[Collected data entries]
· · · ·

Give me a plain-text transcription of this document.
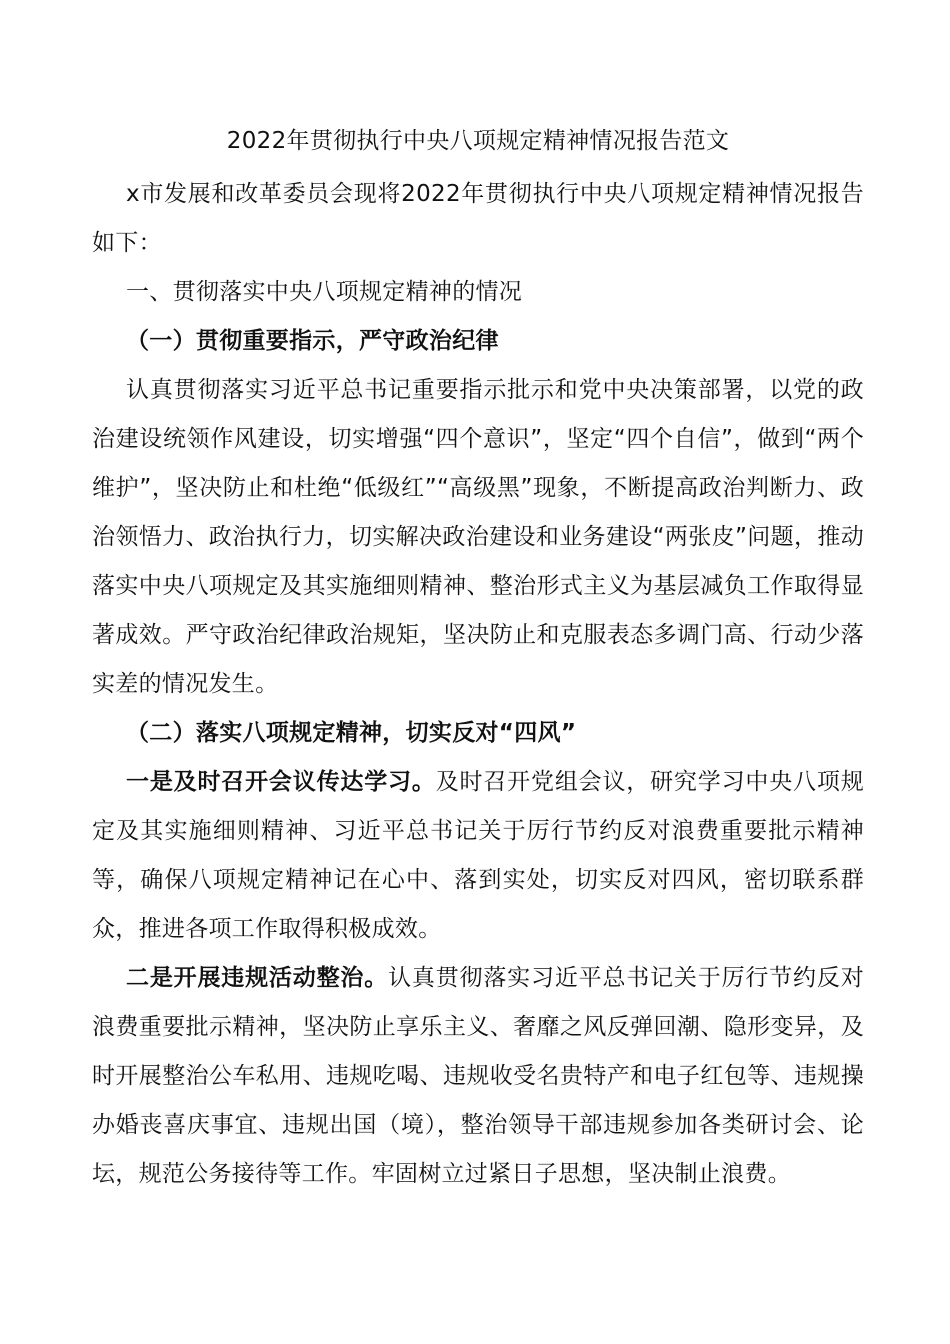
2022年贯彻执行中央八项规定精神情况报告范文

x市发展和改革委员会现将2022年贯彻执行中央八项规定精神情况报告如下：

一、贯彻落实中央八项规定精神的情况

（一）贯彻重要指示，严守政治纪律

认真贯彻落实习近平总书记重要指示批示和党中央决策部署，以党的政治建设统领作风建设，切实增强“四个意识”，坚定“四个自信”，做到“两个维护”，坚决防止和杜绝“低级红”“高级黑”现象，不断提高政治判断力、政治领悟力、政治执行力，切实解决政治建设和业务建设“两张皮”问题，推动落实中央八项规定及其实施细则精神、整治形式主义为基层减负工作取得显著成效。严守政治纪律政治规矩，坚决防止和克服表态多调门高、行动少落实差的情况发生。

（二）落实八项规定精神，切实反对“四风”

一是及时召开会议传达学习。及时召开党组会议，研究学习中央八项规定及其实施细则精神、习近平总书记关于厉行节约反对浪费重要批示精神等，确保八项规定精神记在心中、落到实处，切实反对四风，密切联系群众，推进各项工作取得积极成效。

二是开展违规活动整治。认真贯彻落实习近平总书记关于厉行节约反对浪费重要批示精神，坚决防止享乐主义、奢靡之风反弹回潮、隐形变异，及时开展整治公车私用、违规吃喝、违规收受名贵特产和电子红包等、违规操办婚丧喜庆事宜、违规出国（境），整治领导干部违规参加各类研讨会、论坛，规范公务接待等工作。牢固树立过紧日子思想，坚决制止浪费。
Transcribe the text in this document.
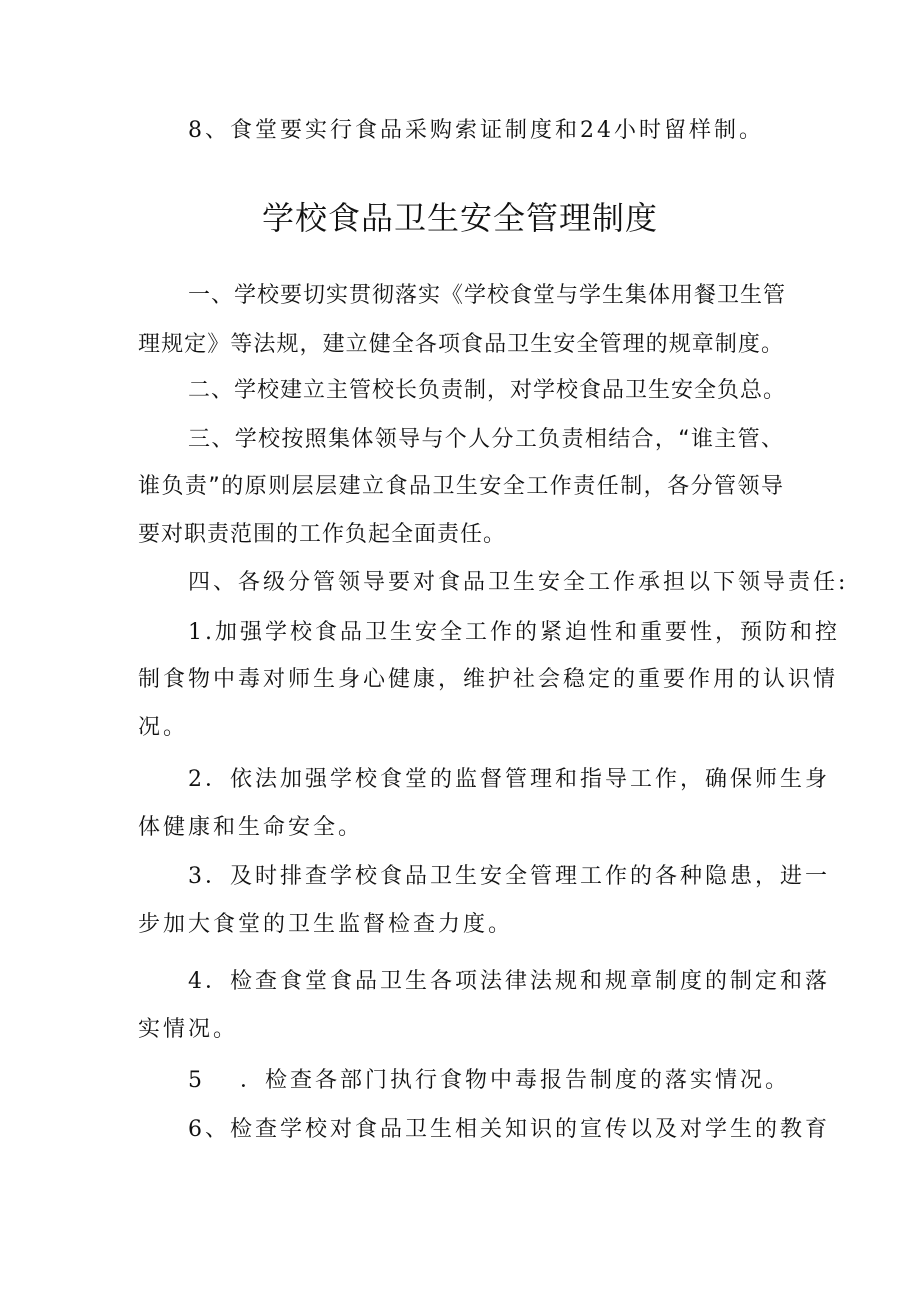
8、食堂要实行食品采购索证制度和24小时留样制。
学校食品卫生安全管理制度
一、学校要切实贯彻落实《学校食堂与学生集体用餐卫生管
理规定》等法规，建立健全各项食品卫生安全管理的规章制度。
二、学校建立主管校长负责制，对学校食品卫生安全负总。
三、学校按照集体领导与个人分工负责相结合，“谁主管、
谁负责”的原则层层建立食品卫生安全工作责任制，各分管领导
要对职责范围的工作负起全面责任。
四、各级分管领导要对食品卫生安全工作承担以下领导责任:
1.加强学校食品卫生安全工作的紧迫性和重要性，预防和控
制食物中毒对师生身心健康，维护社会稳定的重要作用的认识情
况。
2．依法加强学校食堂的监督管理和指导工作，确保师生身
体健康和生命安全。
3．及时排查学校食品卫生安全管理工作的各种隐患，进一
步加大食堂的卫生监督检查力度。
4．检查食堂食品卫生各项法律法规和规章制度的制定和落
实情况。
5 ．检查各部门执行食物中毒报告制度的落实情况。
6、检查学校对食品卫生相关知识的宣传以及对学生的教育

· · · ·

Extract every line from the records above that contains the word "this".

Give me a plain-text transcription of this document.
Transcribe the text in this document.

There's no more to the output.